» Task goal
Copy the lines that follow, keeping every character the same.

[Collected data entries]
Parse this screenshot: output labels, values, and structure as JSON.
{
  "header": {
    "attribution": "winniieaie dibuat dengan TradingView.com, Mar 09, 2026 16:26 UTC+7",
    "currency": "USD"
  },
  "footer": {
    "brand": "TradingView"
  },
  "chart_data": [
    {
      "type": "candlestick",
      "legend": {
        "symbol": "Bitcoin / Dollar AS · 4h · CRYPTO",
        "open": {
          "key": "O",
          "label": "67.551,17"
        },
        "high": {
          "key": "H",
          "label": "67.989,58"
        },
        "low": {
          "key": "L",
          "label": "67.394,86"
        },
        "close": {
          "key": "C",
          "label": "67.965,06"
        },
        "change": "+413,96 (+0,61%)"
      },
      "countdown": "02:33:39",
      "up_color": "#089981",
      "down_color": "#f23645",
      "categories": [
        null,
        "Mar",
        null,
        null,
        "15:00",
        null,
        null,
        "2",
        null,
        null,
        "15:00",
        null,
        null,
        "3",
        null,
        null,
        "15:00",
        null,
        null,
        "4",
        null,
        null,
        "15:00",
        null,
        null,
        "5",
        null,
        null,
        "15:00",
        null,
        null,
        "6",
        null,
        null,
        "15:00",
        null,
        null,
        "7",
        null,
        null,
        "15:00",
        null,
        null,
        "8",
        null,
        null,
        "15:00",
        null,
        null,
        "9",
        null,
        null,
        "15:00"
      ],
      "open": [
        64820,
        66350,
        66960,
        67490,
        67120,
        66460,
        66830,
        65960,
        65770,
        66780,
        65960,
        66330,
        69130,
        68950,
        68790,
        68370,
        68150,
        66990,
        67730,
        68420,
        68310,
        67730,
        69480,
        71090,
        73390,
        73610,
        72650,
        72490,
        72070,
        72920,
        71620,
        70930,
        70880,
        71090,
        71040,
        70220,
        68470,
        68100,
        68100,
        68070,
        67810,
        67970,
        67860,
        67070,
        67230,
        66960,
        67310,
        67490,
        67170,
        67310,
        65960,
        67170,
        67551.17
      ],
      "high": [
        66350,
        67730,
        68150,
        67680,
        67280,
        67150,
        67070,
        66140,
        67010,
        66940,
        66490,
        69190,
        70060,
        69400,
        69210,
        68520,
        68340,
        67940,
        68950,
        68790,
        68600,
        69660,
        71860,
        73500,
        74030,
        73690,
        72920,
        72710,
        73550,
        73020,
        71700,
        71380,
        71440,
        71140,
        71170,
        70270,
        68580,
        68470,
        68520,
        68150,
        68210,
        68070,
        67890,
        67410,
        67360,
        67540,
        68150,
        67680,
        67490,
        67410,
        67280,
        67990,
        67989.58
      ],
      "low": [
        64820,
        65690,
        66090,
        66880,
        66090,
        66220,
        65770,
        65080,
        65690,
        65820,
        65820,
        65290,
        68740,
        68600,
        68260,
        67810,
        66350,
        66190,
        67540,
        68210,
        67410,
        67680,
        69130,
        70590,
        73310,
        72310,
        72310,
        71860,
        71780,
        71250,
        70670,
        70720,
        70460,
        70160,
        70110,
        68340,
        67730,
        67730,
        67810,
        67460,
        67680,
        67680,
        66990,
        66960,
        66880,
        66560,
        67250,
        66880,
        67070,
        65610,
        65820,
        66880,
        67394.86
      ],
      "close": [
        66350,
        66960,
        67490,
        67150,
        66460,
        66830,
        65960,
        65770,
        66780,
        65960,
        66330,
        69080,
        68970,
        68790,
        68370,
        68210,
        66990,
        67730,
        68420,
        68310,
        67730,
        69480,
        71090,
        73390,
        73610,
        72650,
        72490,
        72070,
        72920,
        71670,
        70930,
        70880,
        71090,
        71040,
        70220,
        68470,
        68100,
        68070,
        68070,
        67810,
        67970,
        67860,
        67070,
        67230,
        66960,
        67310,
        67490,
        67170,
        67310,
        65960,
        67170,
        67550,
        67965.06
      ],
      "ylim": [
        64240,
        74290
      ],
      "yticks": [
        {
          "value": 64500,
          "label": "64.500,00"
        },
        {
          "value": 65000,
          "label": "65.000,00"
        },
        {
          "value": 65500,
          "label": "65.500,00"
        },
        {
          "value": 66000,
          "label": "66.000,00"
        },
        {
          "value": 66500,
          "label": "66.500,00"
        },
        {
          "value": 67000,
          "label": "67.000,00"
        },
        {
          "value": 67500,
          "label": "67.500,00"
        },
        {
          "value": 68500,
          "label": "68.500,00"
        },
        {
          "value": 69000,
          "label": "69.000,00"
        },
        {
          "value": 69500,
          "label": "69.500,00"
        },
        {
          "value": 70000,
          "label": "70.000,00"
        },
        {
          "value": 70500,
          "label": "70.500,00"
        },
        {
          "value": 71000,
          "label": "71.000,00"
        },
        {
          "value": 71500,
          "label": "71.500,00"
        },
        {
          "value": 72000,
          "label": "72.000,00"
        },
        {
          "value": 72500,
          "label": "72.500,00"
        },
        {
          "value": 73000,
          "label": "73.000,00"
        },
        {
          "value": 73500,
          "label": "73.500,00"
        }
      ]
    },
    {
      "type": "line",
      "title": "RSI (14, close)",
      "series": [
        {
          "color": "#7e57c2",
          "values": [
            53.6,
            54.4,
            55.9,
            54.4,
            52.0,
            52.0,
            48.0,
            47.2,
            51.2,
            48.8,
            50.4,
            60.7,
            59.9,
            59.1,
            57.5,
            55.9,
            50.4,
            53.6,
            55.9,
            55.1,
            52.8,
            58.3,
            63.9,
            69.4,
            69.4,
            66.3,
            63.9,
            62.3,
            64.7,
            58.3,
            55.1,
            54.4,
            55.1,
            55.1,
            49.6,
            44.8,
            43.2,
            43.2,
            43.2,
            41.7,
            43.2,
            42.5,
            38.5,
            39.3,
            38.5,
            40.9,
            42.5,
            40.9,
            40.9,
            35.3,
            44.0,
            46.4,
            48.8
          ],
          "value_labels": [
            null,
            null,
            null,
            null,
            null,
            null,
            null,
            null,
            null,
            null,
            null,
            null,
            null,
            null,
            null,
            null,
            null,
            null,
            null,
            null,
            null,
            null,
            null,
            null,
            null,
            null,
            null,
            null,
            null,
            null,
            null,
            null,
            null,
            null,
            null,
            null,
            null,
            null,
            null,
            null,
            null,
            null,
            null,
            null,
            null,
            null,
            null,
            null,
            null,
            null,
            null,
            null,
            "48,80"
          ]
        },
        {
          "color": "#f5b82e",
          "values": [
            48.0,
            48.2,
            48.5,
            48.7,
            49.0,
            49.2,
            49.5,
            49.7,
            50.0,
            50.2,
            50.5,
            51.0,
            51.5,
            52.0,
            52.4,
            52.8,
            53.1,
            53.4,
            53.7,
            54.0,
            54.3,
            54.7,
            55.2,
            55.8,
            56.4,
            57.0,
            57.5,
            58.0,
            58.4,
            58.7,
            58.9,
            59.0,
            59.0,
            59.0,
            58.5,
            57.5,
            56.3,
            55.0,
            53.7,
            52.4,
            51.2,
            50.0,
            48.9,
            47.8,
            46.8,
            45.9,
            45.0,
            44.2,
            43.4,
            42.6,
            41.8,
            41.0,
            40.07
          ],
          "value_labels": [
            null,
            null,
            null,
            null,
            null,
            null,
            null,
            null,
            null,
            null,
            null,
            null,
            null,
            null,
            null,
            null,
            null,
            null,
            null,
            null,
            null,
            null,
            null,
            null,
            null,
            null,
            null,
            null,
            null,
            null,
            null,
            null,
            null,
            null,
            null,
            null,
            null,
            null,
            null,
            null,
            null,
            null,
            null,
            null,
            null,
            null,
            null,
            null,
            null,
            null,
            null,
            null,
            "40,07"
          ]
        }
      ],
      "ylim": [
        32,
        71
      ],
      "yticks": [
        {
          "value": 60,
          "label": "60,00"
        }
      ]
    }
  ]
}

» Solution below
Parse this screenshot: output labels, values, and structure as JSON.
{
  "header": {
    "attribution": "winniieaie dibuat dengan TradingView.com, Mar 09, 2026 16:26 UTC+7",
    "currency": "USD"
  },
  "footer": {
    "brand": "TradingView"
  },
  "chart_data": [
    {
      "type": "candlestick",
      "legend": {
        "symbol": "Bitcoin / Dollar AS · 4h · CRYPTO",
        "open": {
          "key": "O",
          "label": "67.551,17"
        },
        "high": {
          "key": "H",
          "label": "67.989,58"
        },
        "low": {
          "key": "L",
          "label": "67.394,86"
        },
        "close": {
          "key": "C",
          "label": "67.965,06"
        },
        "change": "+413,96 (+0,61%)"
      },
      "countdown": "02:33:39",
      "up_color": "#089981",
      "down_color": "#f23645",
      "categories": [
        null,
        "Mar",
        null,
        null,
        "15:00",
        null,
        null,
        "2",
        null,
        null,
        "15:00",
        null,
        null,
        "3",
        null,
        null,
        "15:00",
        null,
        null,
        "4",
        null,
        null,
        "15:00",
        null,
        null,
        "5",
        null,
        null,
        "15:00",
        null,
        null,
        "6",
        null,
        null,
        "15:00",
        null,
        null,
        "7",
        null,
        null,
        "15:00",
        null,
        null,
        "8",
        null,
        null,
        "15:00",
        null,
        null,
        "9",
        null,
        null,
        "15:00"
      ],
      "open": [
        64820,
        66350,
        66960,
        67490,
        67120,
        66460,
        66830,
        65960,
        65770,
        66780,
        65960,
        66330,
        69130,
        68950,
        68790,
        68370,
        68150,
        66990,
        67730,
        68420,
        68310,
        67730,
        69480,
        71090,
        73390,
        73610,
        72650,
        72490,
        72070,
        72920,
        71620,
        70930,
        70880,
        71090,
        71040,
        70220,
        68470,
        68100,
        68100,
        68070,
        67810,
        67970,
        67860,
        67070,
        67230,
        66960,
        67310,
        67490,
        67170,
        67310,
        65960,
        67170,
        67551.17
      ],
      "high": [
        66350,
        67730,
        68150,
        67680,
        67280,
        67150,
        67070,
        66140,
        67010,
        66940,
        66490,
        69190,
        70060,
        69400,
        69210,
        68520,
        68340,
        67940,
        68950,
        68790,
        68600,
        69660,
        71860,
        73500,
        74030,
        73690,
        72920,
        72710,
        73550,
        73020,
        71700,
        71380,
        71440,
        71140,
        71170,
        70270,
        68580,
        68470,
        68520,
        68150,
        68210,
        68070,
        67890,
        67410,
        67360,
        67540,
        68150,
        67680,
        67490,
        67410,
        67280,
        67990,
        67989.58
      ],
      "low": [
        64820,
        65690,
        66090,
        66880,
        66090,
        66220,
        65770,
        65080,
        65690,
        65820,
        65820,
        65290,
        68740,
        68600,
        68260,
        67810,
        66350,
        66190,
        67540,
        68210,
        67410,
        67680,
        69130,
        70590,
        73310,
        72310,
        72310,
        71860,
        71780,
        71250,
        70670,
        70720,
        70460,
        70160,
        70110,
        68340,
        67730,
        67730,
        67810,
        67460,
        67680,
        67680,
        66990,
        66960,
        66880,
        66560,
        67250,
        66880,
        67070,
        65610,
        65820,
        66880,
        67394.86
      ],
      "close": [
        66350,
        66960,
        67490,
        67150,
        66460,
        66830,
        65960,
        65770,
        66780,
        65960,
        66330,
        69080,
        68970,
        68790,
        68370,
        68210,
        66990,
        67730,
        68420,
        68310,
        67730,
        69480,
        71090,
        73390,
        73610,
        72650,
        72490,
        72070,
        72920,
        71670,
        70930,
        70880,
        71090,
        71040,
        70220,
        68470,
        68100,
        68070,
        68070,
        67810,
        67970,
        67860,
        67070,
        67230,
        66960,
        67310,
        67490,
        67170,
        67310,
        65960,
        67170,
        67550,
        67965.06
      ],
      "ylim": [
        64240,
        74290
      ],
      "yticks": [
        {
          "value": 64500,
          "label": "64.500,00"
        },
        {
          "value": 65000,
          "label": "65.000,00"
        },
        {
          "value": 65500,
          "label": "65.500,00"
        },
        {
          "value": 66000,
          "label": "66.000,00"
        },
        {
          "value": 66500,
          "label": "66.500,00"
        },
        {
          "value": 67000,
          "label": "67.000,00"
        },
        {
          "value": 67500,
          "label": "67.500,00"
        },
        {
          "value": 68500,
          "label": "68.500,00"
        },
        {
          "value": 69000,
          "label": "69.000,00"
        },
        {
          "value": 69500,
          "label": "69.500,00"
        },
        {
          "value": 70000,
          "label": "70.000,00"
        },
        {
          "value": 70500,
          "label": "70.500,00"
        },
        {
          "value": 71000,
          "label": "71.000,00"
        },
        {
          "value": 71500,
          "label": "71.500,00"
        },
        {
          "value": 72000,
          "label": "72.000,00"
        },
        {
          "value": 72500,
          "label": "72.500,00"
        },
        {
          "value": 73000,
          "label": "73.000,00"
        },
        {
          "value": 73500,
          "label": "73.500,00"
        }
      ]
    },
    {
      "type": "line",
      "title": "RSI (14, close)",
      "series": [
        {
          "color": "#7e57c2",
          "values": [
            53.6,
            54.4,
            55.9,
            54.4,
            52.0,
            52.0,
            48.0,
            47.2,
            51.2,
            48.8,
            50.4,
            60.7,
            59.9,
            59.1,
            57.5,
            55.9,
            50.4,
            53.6,
            55.9,
            55.1,
            52.8,
            58.3,
            63.9,
            69.4,
            69.4,
            66.3,
            63.9,
            62.3,
            64.7,
            58.3,
            55.1,
            54.4,
            55.1,
            55.1,
            49.6,
            44.8,
            43.2,
            43.2,
            43.2,
            41.7,
            43.2,
            42.5,
            38.5,
            39.3,
            38.5,
            40.9,
            42.5,
            40.9,
            40.9,
            35.3,
            44.0,
            46.4,
            48.8
          ],
          "value_labels": [
            null,
            null,
            null,
            null,
            null,
            null,
            null,
            null,
            null,
            null,
            null,
            null,
            null,
            null,
            null,
            null,
            null,
            null,
            null,
            null,
            null,
            null,
            null,
            null,
            null,
            null,
            null,
            null,
            null,
            null,
            null,
            null,
            null,
            null,
            null,
            null,
            null,
            null,
            null,
            null,
            null,
            null,
            null,
            null,
            null,
            null,
            null,
            null,
            null,
            null,
            null,
            null,
            "48,80"
          ]
        },
        {
          "color": "#f5b82e",
          "values": [
            48.0,
            48.2,
            48.5,
            48.7,
            49.0,
            49.2,
            49.5,
            49.7,
            50.0,
            50.2,
            50.5,
            51.0,
            51.5,
            52.0,
            52.4,
            52.8,
            53.1,
            53.4,
            53.7,
            54.0,
            54.3,
            54.7,
            55.2,
            55.8,
            56.4,
            57.0,
            57.5,
            58.0,
            58.4,
            58.7,
            58.9,
            59.0,
            59.0,
            59.0,
            58.5,
            57.5,
            56.3,
            55.0,
            53.7,
            52.4,
            51.2,
            50.0,
            48.9,
            47.8,
            46.8,
            45.9,
            45.0,
            44.2,
            43.4,
            42.6,
            41.8,
            41.0,
            40.07
          ],
          "value_labels": [
            null,
            null,
            null,
            null,
            null,
            null,
            null,
            null,
            null,
            null,
            null,
            null,
            null,
            null,
            null,
            null,
            null,
            null,
            null,
            null,
            null,
            null,
            null,
            null,
            null,
            null,
            null,
            null,
            null,
            null,
            null,
            null,
            null,
            null,
            null,
            null,
            null,
            null,
            null,
            null,
            null,
            null,
            null,
            null,
            null,
            null,
            null,
            null,
            null,
            null,
            null,
            null,
            "40,07"
          ]
        }
      ],
      "ylim": [
        32,
        71
      ],
      "yticks": [
        {
          "value": 60,
          "label": "60,00"
        }
      ]
    }
  ]
}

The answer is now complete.